Every entry here needs to be repeated exactly.

* **DATASET EXCERPTS**
-- BEGIN --
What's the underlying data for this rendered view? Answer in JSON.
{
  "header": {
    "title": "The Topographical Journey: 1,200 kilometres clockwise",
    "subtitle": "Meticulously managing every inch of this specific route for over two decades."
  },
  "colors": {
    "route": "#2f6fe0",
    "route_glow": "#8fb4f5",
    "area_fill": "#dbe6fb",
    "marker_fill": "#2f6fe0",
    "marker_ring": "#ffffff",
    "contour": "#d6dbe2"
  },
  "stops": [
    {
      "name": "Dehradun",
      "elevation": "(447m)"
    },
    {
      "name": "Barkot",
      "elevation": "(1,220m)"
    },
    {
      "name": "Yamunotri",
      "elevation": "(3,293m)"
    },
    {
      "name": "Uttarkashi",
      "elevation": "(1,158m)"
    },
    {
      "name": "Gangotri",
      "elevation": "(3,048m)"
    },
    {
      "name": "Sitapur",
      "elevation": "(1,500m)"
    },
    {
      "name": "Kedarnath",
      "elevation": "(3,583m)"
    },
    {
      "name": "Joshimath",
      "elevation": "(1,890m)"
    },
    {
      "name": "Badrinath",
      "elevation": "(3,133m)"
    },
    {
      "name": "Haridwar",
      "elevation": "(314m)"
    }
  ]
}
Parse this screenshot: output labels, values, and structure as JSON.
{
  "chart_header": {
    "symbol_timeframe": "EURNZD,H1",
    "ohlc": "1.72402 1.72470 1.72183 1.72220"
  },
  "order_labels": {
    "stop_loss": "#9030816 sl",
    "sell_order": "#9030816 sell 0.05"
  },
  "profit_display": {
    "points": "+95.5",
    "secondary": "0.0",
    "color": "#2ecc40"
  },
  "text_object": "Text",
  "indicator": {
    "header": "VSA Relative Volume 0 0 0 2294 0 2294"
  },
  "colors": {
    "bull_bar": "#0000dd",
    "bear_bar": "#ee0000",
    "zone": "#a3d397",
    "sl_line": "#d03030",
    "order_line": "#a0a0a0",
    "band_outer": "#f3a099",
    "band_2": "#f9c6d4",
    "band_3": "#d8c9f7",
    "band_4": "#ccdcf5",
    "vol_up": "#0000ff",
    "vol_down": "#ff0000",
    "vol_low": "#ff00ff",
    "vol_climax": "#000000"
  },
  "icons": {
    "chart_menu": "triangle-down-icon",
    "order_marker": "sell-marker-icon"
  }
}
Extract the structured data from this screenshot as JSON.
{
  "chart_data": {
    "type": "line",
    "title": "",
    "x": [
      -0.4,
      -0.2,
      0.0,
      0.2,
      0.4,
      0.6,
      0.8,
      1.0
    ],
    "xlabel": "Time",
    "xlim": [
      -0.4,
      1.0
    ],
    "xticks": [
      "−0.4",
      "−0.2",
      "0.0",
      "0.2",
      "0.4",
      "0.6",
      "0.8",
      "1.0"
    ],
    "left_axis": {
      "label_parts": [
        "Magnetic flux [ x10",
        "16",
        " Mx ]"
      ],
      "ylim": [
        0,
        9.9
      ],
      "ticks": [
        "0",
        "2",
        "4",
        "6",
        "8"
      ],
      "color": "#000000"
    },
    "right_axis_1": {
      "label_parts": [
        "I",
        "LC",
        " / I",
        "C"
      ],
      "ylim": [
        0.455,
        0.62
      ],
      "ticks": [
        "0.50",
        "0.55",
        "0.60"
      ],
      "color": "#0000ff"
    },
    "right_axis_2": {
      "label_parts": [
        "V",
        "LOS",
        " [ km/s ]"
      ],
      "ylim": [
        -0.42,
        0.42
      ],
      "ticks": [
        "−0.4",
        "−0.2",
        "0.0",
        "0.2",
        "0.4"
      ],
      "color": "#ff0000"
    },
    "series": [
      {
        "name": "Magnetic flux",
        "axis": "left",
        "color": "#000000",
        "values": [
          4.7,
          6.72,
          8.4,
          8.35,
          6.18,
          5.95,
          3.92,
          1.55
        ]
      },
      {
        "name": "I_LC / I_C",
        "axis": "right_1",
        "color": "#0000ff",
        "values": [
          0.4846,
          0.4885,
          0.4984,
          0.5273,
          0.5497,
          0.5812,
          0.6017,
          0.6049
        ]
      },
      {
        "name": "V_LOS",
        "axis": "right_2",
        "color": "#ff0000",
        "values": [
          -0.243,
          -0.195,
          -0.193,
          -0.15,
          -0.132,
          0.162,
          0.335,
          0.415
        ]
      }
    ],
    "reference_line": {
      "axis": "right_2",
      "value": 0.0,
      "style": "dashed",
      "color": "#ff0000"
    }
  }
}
-- END --
* **THE REPLY**
What's the underlying data for this rendered view? Answer in JSON.
{
  "header": {
    "title": "The Topographical Journey: 1,200 kilometres clockwise",
    "subtitle": "Meticulously managing every inch of this specific route for over two decades."
  },
  "colors": {
    "route": "#2f6fe0",
    "route_glow": "#8fb4f5",
    "area_fill": "#dbe6fb",
    "marker_fill": "#2f6fe0",
    "marker_ring": "#ffffff",
    "contour": "#d6dbe2"
  },
  "stops": [
    {
      "name": "Dehradun",
      "elevation": "(447m)"
    },
    {
      "name": "Barkot",
      "elevation": "(1,220m)"
    },
    {
      "name": "Yamunotri",
      "elevation": "(3,293m)"
    },
    {
      "name": "Uttarkashi",
      "elevation": "(1,158m)"
    },
    {
      "name": "Gangotri",
      "elevation": "(3,048m)"
    },
    {
      "name": "Sitapur",
      "elevation": "(1,500m)"
    },
    {
      "name": "Kedarnath",
      "elevation": "(3,583m)"
    },
    {
      "name": "Joshimath",
      "elevation": "(1,890m)"
    },
    {
      "name": "Badrinath",
      "elevation": "(3,133m)"
    },
    {
      "name": "Haridwar",
      "elevation": "(314m)"
    }
  ]
}
Parse this screenshot: output labels, values, and structure as JSON.
{
  "chart_header": {
    "symbol_timeframe": "EURNZD,H1",
    "ohlc": "1.72402 1.72470 1.72183 1.72220"
  },
  "order_labels": {
    "stop_loss": "#9030816 sl",
    "sell_order": "#9030816 sell 0.05"
  },
  "profit_display": {
    "points": "+95.5",
    "secondary": "0.0",
    "color": "#2ecc40"
  },
  "text_object": "Text",
  "indicator": {
    "header": "VSA Relative Volume 0 0 0 2294 0 2294"
  },
  "colors": {
    "bull_bar": "#0000dd",
    "bear_bar": "#ee0000",
    "zone": "#a3d397",
    "sl_line": "#d03030",
    "order_line": "#a0a0a0",
    "band_outer": "#f3a099",
    "band_2": "#f9c6d4",
    "band_3": "#d8c9f7",
    "band_4": "#ccdcf5",
    "vol_up": "#0000ff",
    "vol_down": "#ff0000",
    "vol_low": "#ff00ff",
    "vol_climax": "#000000"
  },
  "icons": {
    "chart_menu": "triangle-down-icon",
    "order_marker": "sell-marker-icon"
  }
}
Extract the structured data from this screenshot as JSON.
{
  "chart_data": {
    "type": "line",
    "title": "",
    "x": [
      -0.4,
      -0.2,
      0.0,
      0.2,
      0.4,
      0.6,
      0.8,
      1.0
    ],
    "xlabel": "Time",
    "xlim": [
      -0.4,
      1.0
    ],
    "xticks": [
      "−0.4",
      "−0.2",
      "0.0",
      "0.2",
      "0.4",
      "0.6",
      "0.8",
      "1.0"
    ],
    "left_axis": {
      "label_parts": [
        "Magnetic flux [ x10",
        "16",
        " Mx ]"
      ],
      "ylim": [
        0,
        9.9
      ],
      "ticks": [
        "0",
        "2",
        "4",
        "6",
        "8"
      ],
      "color": "#000000"
    },
    "right_axis_1": {
      "label_parts": [
        "I",
        "LC",
        " / I",
        "C"
      ],
      "ylim": [
        0.455,
        0.62
      ],
      "ticks": [
        "0.50",
        "0.55",
        "0.60"
      ],
      "color": "#0000ff"
    },
    "right_axis_2": {
      "label_parts": [
        "V",
        "LOS",
        " [ km/s ]"
      ],
      "ylim": [
        -0.42,
        0.42
      ],
      "ticks": [
        "−0.4",
        "−0.2",
        "0.0",
        "0.2",
        "0.4"
      ],
      "color": "#ff0000"
    },
    "series": [
      {
        "name": "Magnetic flux",
        "axis": "left",
        "color": "#000000",
        "values": [
          4.7,
          6.72,
          8.4,
          8.35,
          6.18,
          5.95,
          3.92,
          1.55
        ]
      },
      {
        "name": "I_LC / I_C",
        "axis": "right_1",
        "color": "#0000ff",
        "values": [
          0.4846,
          0.4885,
          0.4984,
          0.5273,
          0.5497,
          0.5812,
          0.6017,
          0.6049
        ]
      },
      {
        "name": "V_LOS",
        "axis": "right_2",
        "color": "#ff0000",
        "values": [
          -0.243,
          -0.195,
          -0.193,
          -0.15,
          -0.132,
          0.162,
          0.335,
          0.415
        ]
      }
    ],
    "reference_line": {
      "axis": "right_2",
      "value": 0.0,
      "style": "dashed",
      "color": "#ff0000"
    }
  }
}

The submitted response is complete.